>> start Stored records

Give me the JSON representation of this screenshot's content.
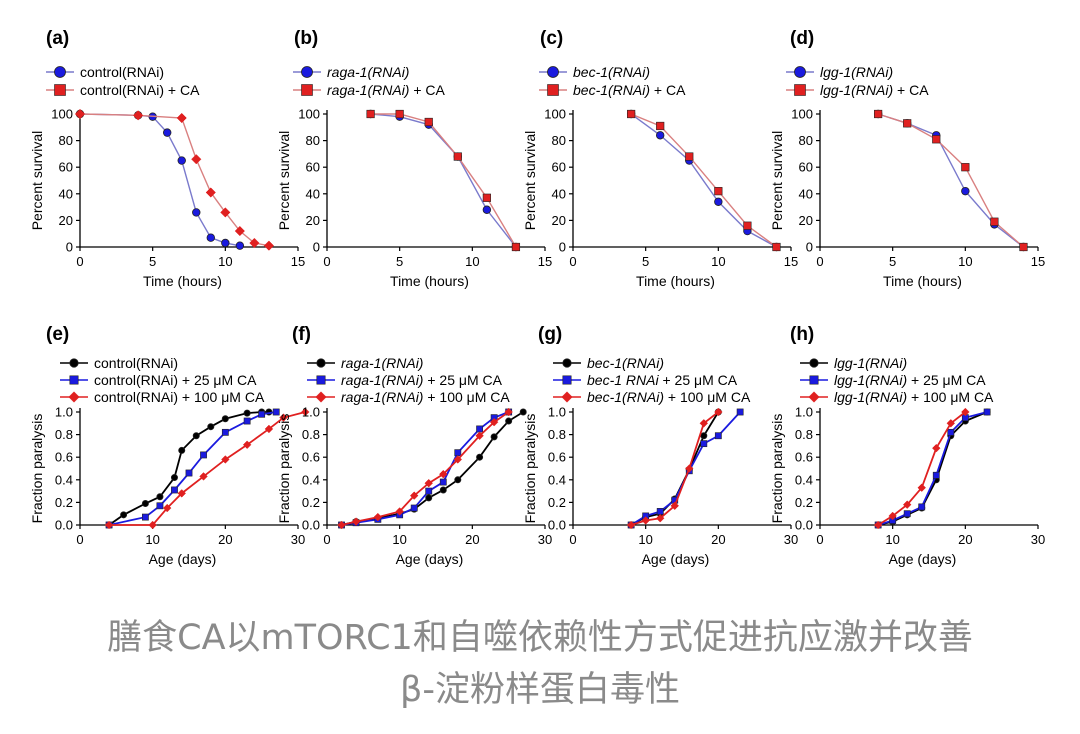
{
  "caption": {
    "line1": "膳食CA以mTORC1和自噬依赖性方式促进抗应激并改善",
    "line2": "β-淀粉样蛋白毒性"
  },
  "colors": {
    "blue": "#1a1adf",
    "red": "#e02020",
    "black": "#000000",
    "survival_blue_line": "#7a7acc",
    "survival_red_line": "#d98080"
  },
  "chart_data": [
    {
      "panel": "(a)",
      "type": "line",
      "xlabel": "Time (hours)",
      "ylabel": "Percent survival",
      "xlim": [
        0,
        15
      ],
      "ylim": [
        0,
        100
      ],
      "xticks": [
        0,
        5,
        10,
        15
      ],
      "yticks": [
        0,
        20,
        40,
        60,
        80,
        100
      ],
      "legend_position": "top-left",
      "series": [
        {
          "name": "control(RNAi)",
          "color": "blue",
          "marker": "circle",
          "x": [
            0,
            4,
            5,
            6,
            7,
            8,
            9,
            10,
            11
          ],
          "y": [
            100,
            99,
            98,
            86,
            65,
            26,
            7,
            3,
            1
          ]
        },
        {
          "name": "control(RNAi) + CA",
          "color": "red",
          "marker": "diamond-square",
          "x": [
            0,
            4,
            7,
            8,
            9,
            10,
            11,
            12,
            13
          ],
          "y": [
            100,
            99,
            97,
            66,
            41,
            26,
            12,
            3,
            1
          ]
        }
      ]
    },
    {
      "panel": "(b)",
      "type": "line",
      "xlabel": "Time (hours)",
      "ylabel": "Percent survival",
      "xlim": [
        0,
        15
      ],
      "ylim": [
        0,
        100
      ],
      "xticks": [
        0,
        5,
        10,
        15
      ],
      "yticks": [
        0,
        20,
        40,
        60,
        80,
        100
      ],
      "legend_position": "top-left",
      "series": [
        {
          "name": "raga-1(RNAi)",
          "color": "blue",
          "marker": "circle",
          "x": [
            3,
            5,
            7,
            9,
            11,
            13
          ],
          "y": [
            100,
            98,
            92,
            68,
            28,
            0
          ]
        },
        {
          "name": "raga-1(RNAi) + CA",
          "color": "red",
          "marker": "square",
          "x": [
            3,
            5,
            7,
            9,
            11,
            13
          ],
          "y": [
            100,
            100,
            94,
            68,
            37,
            0
          ]
        }
      ]
    },
    {
      "panel": "(c)",
      "type": "line",
      "xlabel": "Time (hours)",
      "ylabel": "Percent survival",
      "xlim": [
        0,
        15
      ],
      "ylim": [
        0,
        100
      ],
      "xticks": [
        0,
        5,
        10,
        15
      ],
      "yticks": [
        0,
        20,
        40,
        60,
        80,
        100
      ],
      "legend_position": "top-left",
      "series": [
        {
          "name": "bec-1(RNAi)",
          "color": "blue",
          "marker": "circle",
          "x": [
            4,
            6,
            8,
            10,
            12,
            14
          ],
          "y": [
            100,
            84,
            65,
            34,
            12,
            0
          ]
        },
        {
          "name": "bec-1(RNAi) + CA",
          "color": "red",
          "marker": "square",
          "x": [
            4,
            6,
            8,
            10,
            12,
            14
          ],
          "y": [
            100,
            91,
            68,
            42,
            16,
            0
          ]
        }
      ]
    },
    {
      "panel": "(d)",
      "type": "line",
      "xlabel": "Time (hours)",
      "ylabel": "Percent survival",
      "xlim": [
        0,
        15
      ],
      "ylim": [
        0,
        100
      ],
      "xticks": [
        0,
        5,
        10,
        15
      ],
      "yticks": [
        0,
        20,
        40,
        60,
        80,
        100
      ],
      "legend_position": "top-left",
      "series": [
        {
          "name": "lgg-1(RNAi)",
          "color": "blue",
          "marker": "circle",
          "x": [
            4,
            6,
            8,
            10,
            12,
            14
          ],
          "y": [
            100,
            93,
            84,
            42,
            17,
            0
          ]
        },
        {
          "name": "lgg-1(RNAi) + CA",
          "color": "red",
          "marker": "square",
          "x": [
            4,
            6,
            8,
            10,
            12,
            14
          ],
          "y": [
            100,
            93,
            81,
            60,
            19,
            0
          ]
        }
      ]
    },
    {
      "panel": "(e)",
      "type": "line",
      "xlabel": "Age (days)",
      "ylabel": "Fraction paralysis",
      "xlim": [
        0,
        30
      ],
      "ylim": [
        0,
        1.0
      ],
      "xticks": [
        0,
        10,
        20,
        30
      ],
      "yticks": [
        0.0,
        0.2,
        0.4,
        0.6,
        0.8,
        1.0
      ],
      "legend_position": "top-left",
      "series": [
        {
          "name": "control(RNAi)",
          "color": "black",
          "marker": "circle",
          "x": [
            4,
            6,
            9,
            11,
            13,
            14,
            16,
            18,
            20,
            23,
            25,
            26
          ],
          "y": [
            0.0,
            0.09,
            0.19,
            0.25,
            0.42,
            0.66,
            0.79,
            0.87,
            0.94,
            0.99,
            1.0,
            1.0
          ]
        },
        {
          "name": "control(RNAi) + 25 μM CA",
          "color": "blue",
          "marker": "square",
          "x": [
            4,
            9,
            11,
            13,
            15,
            17,
            20,
            23,
            25,
            27
          ],
          "y": [
            0.0,
            0.07,
            0.17,
            0.31,
            0.46,
            0.62,
            0.82,
            0.92,
            0.98,
            1.0
          ]
        },
        {
          "name": "control(RNAi) + 100 μM CA",
          "color": "red",
          "marker": "diamond",
          "x": [
            4,
            10,
            12,
            14,
            17,
            20,
            23,
            26,
            28,
            31
          ],
          "y": [
            0.0,
            0.0,
            0.15,
            0.28,
            0.43,
            0.58,
            0.71,
            0.85,
            0.95,
            1.0
          ]
        }
      ]
    },
    {
      "panel": "(f)",
      "type": "line",
      "xlabel": "Age (days)",
      "ylabel": "Fraction paralysis",
      "xlim": [
        0,
        30
      ],
      "ylim": [
        0,
        1.0
      ],
      "xticks": [
        0,
        10,
        20,
        30
      ],
      "yticks": [
        0.0,
        0.2,
        0.4,
        0.6,
        0.8,
        1.0
      ],
      "legend_position": "top-left",
      "series": [
        {
          "name": "raga-1(RNAi)",
          "color": "black",
          "marker": "circle",
          "x": [
            2,
            4,
            7,
            10,
            12,
            14,
            16,
            18,
            21,
            23,
            25,
            27
          ],
          "y": [
            0.0,
            0.03,
            0.06,
            0.1,
            0.14,
            0.24,
            0.31,
            0.4,
            0.6,
            0.78,
            0.92,
            1.0
          ]
        },
        {
          "name": "raga-1(RNAi) +  25 μM CA",
          "color": "blue",
          "marker": "square",
          "x": [
            2,
            4,
            7,
            10,
            12,
            14,
            16,
            18,
            21,
            23,
            25
          ],
          "y": [
            0.0,
            0.02,
            0.05,
            0.09,
            0.15,
            0.3,
            0.38,
            0.64,
            0.85,
            0.95,
            1.0
          ]
        },
        {
          "name": "raga-1(RNAi) + 100 μM CA",
          "color": "red",
          "marker": "diamond",
          "x": [
            2,
            4,
            7,
            10,
            12,
            14,
            16,
            18,
            21,
            23,
            25
          ],
          "y": [
            0.0,
            0.03,
            0.07,
            0.12,
            0.26,
            0.37,
            0.45,
            0.58,
            0.79,
            0.91,
            1.0
          ]
        }
      ]
    },
    {
      "panel": "(g)",
      "type": "line",
      "xlabel": "Age (days)",
      "ylabel": "Fraction paralysis",
      "xlim": [
        0,
        30
      ],
      "ylim": [
        0,
        1.0
      ],
      "xticks": [
        0,
        10,
        20,
        30
      ],
      "yticks": [
        0.0,
        0.2,
        0.4,
        0.6,
        0.8,
        1.0
      ],
      "legend_position": "top-left",
      "series": [
        {
          "name": "bec-1(RNAi)",
          "color": "black",
          "marker": "circle",
          "x": [
            8,
            10,
            12,
            14,
            16,
            18,
            20
          ],
          "y": [
            0.0,
            0.07,
            0.1,
            0.23,
            0.49,
            0.79,
            1.0
          ]
        },
        {
          "name": "bec-1 RNAi +  25 μM CA",
          "color": "blue",
          "marker": "square",
          "x": [
            8,
            10,
            12,
            14,
            16,
            18,
            20,
            23
          ],
          "y": [
            0.0,
            0.08,
            0.12,
            0.22,
            0.48,
            0.72,
            0.79,
            1.0
          ]
        },
        {
          "name": "bec-1(RNAi) + 100 μM CA",
          "color": "red",
          "marker": "diamond",
          "x": [
            8,
            10,
            12,
            14,
            16,
            18,
            20
          ],
          "y": [
            0.0,
            0.04,
            0.06,
            0.17,
            0.5,
            0.9,
            1.0
          ]
        }
      ]
    },
    {
      "panel": "(h)",
      "type": "line",
      "xlabel": "Age (days)",
      "ylabel": "Fraction paralysis",
      "xlim": [
        0,
        30
      ],
      "ylim": [
        0,
        1.0
      ],
      "xticks": [
        0,
        10,
        20,
        30
      ],
      "yticks": [
        0.0,
        0.2,
        0.4,
        0.6,
        0.8,
        1.0
      ],
      "legend_position": "top-left",
      "series": [
        {
          "name": "lgg-1(RNAi)",
          "color": "black",
          "marker": "circle",
          "x": [
            8,
            10,
            12,
            14,
            16,
            18,
            20,
            23
          ],
          "y": [
            0.0,
            0.03,
            0.09,
            0.15,
            0.4,
            0.79,
            0.92,
            1.0
          ]
        },
        {
          "name": "lgg-1(RNAi) +  25 μM CA",
          "color": "blue",
          "marker": "square",
          "x": [
            8,
            10,
            12,
            14,
            16,
            18,
            20,
            23
          ],
          "y": [
            0.0,
            0.04,
            0.1,
            0.16,
            0.44,
            0.82,
            0.95,
            1.0
          ]
        },
        {
          "name": "lgg-1(RNAi) + 100 μM CA",
          "color": "red",
          "marker": "diamond",
          "x": [
            8,
            10,
            12,
            14,
            16,
            18,
            20
          ],
          "y": [
            0.0,
            0.08,
            0.18,
            0.33,
            0.68,
            0.9,
            1.0
          ]
        }
      ]
    }
  ]
}
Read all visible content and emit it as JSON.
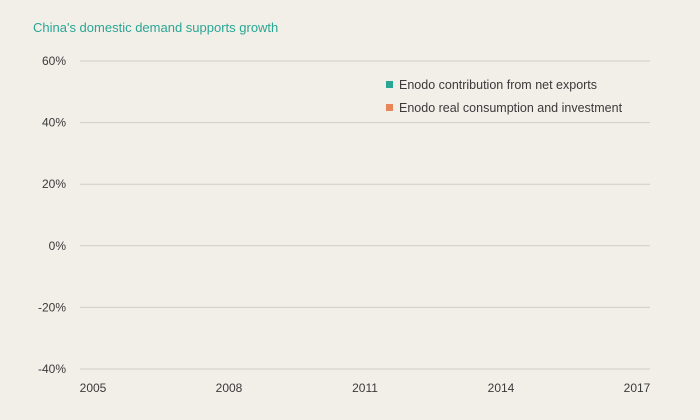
{
  "chart_data": {
    "type": "bar",
    "title": "China's domestic demand supports growth",
    "xlabel": "",
    "ylabel": "",
    "x_ticks": [
      "2005",
      "2008",
      "2011",
      "2014",
      "2017"
    ],
    "x_range": [
      2005,
      2017
    ],
    "y_ticks": [
      "60%",
      "40%",
      "20%",
      "0%",
      "-20%",
      "-40%"
    ],
    "ylim": [
      -40,
      60
    ],
    "grid": true,
    "legend_position": "top-right",
    "series": [
      {
        "name": "Enodo contribution from net exports",
        "color": "#2aa694",
        "values": []
      },
      {
        "name": "Enodo real consumption and investment",
        "color": "#e8865a",
        "values": []
      }
    ]
  }
}
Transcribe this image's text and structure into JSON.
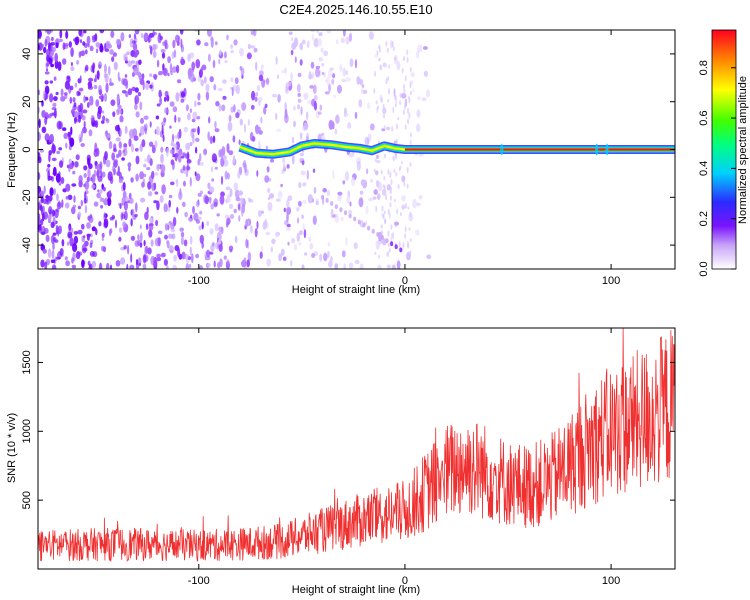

>> end Stored records

- **Short task**
Out of the material above, gather each line where "content" appears.

- **Answer to this exercise**
Give me the JSON representation of this screenshot's content.
Read all visible content and emit it as JSON.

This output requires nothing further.